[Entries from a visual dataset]
◆ ◆ ◆ ◆ ◆ ◆ ◆
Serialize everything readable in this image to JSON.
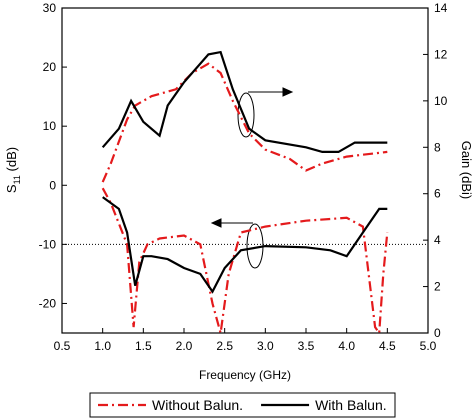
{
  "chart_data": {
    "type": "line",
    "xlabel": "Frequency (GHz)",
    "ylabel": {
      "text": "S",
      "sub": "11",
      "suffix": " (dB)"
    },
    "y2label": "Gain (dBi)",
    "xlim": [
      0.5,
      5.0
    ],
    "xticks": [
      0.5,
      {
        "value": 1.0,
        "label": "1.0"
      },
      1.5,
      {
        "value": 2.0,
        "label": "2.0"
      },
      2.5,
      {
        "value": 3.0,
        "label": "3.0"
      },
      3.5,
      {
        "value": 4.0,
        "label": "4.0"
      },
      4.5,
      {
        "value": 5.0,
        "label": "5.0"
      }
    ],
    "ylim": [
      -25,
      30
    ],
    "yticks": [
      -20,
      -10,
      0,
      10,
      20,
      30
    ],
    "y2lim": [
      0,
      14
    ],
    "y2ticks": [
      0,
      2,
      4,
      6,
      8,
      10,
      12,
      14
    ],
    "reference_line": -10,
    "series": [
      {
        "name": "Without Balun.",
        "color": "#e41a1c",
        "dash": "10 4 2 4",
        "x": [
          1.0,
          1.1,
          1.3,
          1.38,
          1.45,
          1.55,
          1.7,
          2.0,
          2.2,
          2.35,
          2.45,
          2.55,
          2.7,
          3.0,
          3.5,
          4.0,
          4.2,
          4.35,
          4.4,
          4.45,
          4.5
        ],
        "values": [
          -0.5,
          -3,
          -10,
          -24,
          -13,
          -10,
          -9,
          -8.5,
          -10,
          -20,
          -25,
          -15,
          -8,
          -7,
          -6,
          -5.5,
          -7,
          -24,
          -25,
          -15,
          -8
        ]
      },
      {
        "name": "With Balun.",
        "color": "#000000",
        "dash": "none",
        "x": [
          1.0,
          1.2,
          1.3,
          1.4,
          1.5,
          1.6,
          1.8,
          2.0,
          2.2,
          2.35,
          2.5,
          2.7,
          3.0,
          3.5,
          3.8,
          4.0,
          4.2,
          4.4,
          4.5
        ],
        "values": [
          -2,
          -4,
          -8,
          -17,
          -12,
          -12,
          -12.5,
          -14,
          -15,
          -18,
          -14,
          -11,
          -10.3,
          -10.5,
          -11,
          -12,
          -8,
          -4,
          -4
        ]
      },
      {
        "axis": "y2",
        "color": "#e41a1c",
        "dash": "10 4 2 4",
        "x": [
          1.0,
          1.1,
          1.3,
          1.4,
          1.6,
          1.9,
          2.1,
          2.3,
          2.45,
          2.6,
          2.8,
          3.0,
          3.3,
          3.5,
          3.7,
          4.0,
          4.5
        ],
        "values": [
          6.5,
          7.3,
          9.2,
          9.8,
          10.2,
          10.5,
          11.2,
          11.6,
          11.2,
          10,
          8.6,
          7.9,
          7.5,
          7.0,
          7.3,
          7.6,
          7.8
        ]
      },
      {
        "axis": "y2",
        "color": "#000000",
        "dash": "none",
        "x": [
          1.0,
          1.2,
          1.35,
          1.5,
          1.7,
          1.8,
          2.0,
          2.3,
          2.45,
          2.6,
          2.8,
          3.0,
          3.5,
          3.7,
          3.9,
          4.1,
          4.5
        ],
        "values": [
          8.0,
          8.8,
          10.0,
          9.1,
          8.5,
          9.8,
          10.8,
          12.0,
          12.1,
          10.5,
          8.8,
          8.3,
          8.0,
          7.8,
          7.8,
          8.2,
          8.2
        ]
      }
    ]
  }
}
◆ ◆ ◆ ◆ ◆ ◆ ◆
JOB:
Leave out the pictures and give the listing above again exactly.

FULL OUTPUT:
Serialize everything readable in this image to JSON.
{
  "chart_data": {
    "type": "line",
    "xlabel": "Frequency (GHz)",
    "ylabel": {
      "text": "S",
      "sub": "11",
      "suffix": " (dB)"
    },
    "y2label": "Gain (dBi)",
    "xlim": [
      0.5,
      5.0
    ],
    "xticks": [
      0.5,
      {
        "value": 1.0,
        "label": "1.0"
      },
      1.5,
      {
        "value": 2.0,
        "label": "2.0"
      },
      2.5,
      {
        "value": 3.0,
        "label": "3.0"
      },
      3.5,
      {
        "value": 4.0,
        "label": "4.0"
      },
      4.5,
      {
        "value": 5.0,
        "label": "5.0"
      }
    ],
    "ylim": [
      -25,
      30
    ],
    "yticks": [
      -20,
      -10,
      0,
      10,
      20,
      30
    ],
    "y2lim": [
      0,
      14
    ],
    "y2ticks": [
      0,
      2,
      4,
      6,
      8,
      10,
      12,
      14
    ],
    "reference_line": -10,
    "series": [
      {
        "name": "Without Balun.",
        "color": "#e41a1c",
        "dash": "10 4 2 4",
        "x": [
          1.0,
          1.1,
          1.3,
          1.38,
          1.45,
          1.55,
          1.7,
          2.0,
          2.2,
          2.35,
          2.45,
          2.55,
          2.7,
          3.0,
          3.5,
          4.0,
          4.2,
          4.35,
          4.4,
          4.45,
          4.5
        ],
        "values": [
          -0.5,
          -3,
          -10,
          -24,
          -13,
          -10,
          -9,
          -8.5,
          -10,
          -20,
          -25,
          -15,
          -8,
          -7,
          -6,
          -5.5,
          -7,
          -24,
          -25,
          -15,
          -8
        ]
      },
      {
        "name": "With Balun.",
        "color": "#000000",
        "dash": "none",
        "x": [
          1.0,
          1.2,
          1.3,
          1.4,
          1.5,
          1.6,
          1.8,
          2.0,
          2.2,
          2.35,
          2.5,
          2.7,
          3.0,
          3.5,
          3.8,
          4.0,
          4.2,
          4.4,
          4.5
        ],
        "values": [
          -2,
          -4,
          -8,
          -17,
          -12,
          -12,
          -12.5,
          -14,
          -15,
          -18,
          -14,
          -11,
          -10.3,
          -10.5,
          -11,
          -12,
          -8,
          -4,
          -4
        ]
      },
      {
        "axis": "y2",
        "color": "#e41a1c",
        "dash": "10 4 2 4",
        "x": [
          1.0,
          1.1,
          1.3,
          1.4,
          1.6,
          1.9,
          2.1,
          2.3,
          2.45,
          2.6,
          2.8,
          3.0,
          3.3,
          3.5,
          3.7,
          4.0,
          4.5
        ],
        "values": [
          6.5,
          7.3,
          9.2,
          9.8,
          10.2,
          10.5,
          11.2,
          11.6,
          11.2,
          10,
          8.6,
          7.9,
          7.5,
          7.0,
          7.3,
          7.6,
          7.8
        ]
      },
      {
        "axis": "y2",
        "color": "#000000",
        "dash": "none",
        "x": [
          1.0,
          1.2,
          1.35,
          1.5,
          1.7,
          1.8,
          2.0,
          2.3,
          2.45,
          2.6,
          2.8,
          3.0,
          3.5,
          3.7,
          3.9,
          4.1,
          4.5
        ],
        "values": [
          8.0,
          8.8,
          10.0,
          9.1,
          8.5,
          9.8,
          10.8,
          12.0,
          12.1,
          10.5,
          8.8,
          8.3,
          8.0,
          7.8,
          7.8,
          8.2,
          8.2
        ]
      }
    ]
  }
}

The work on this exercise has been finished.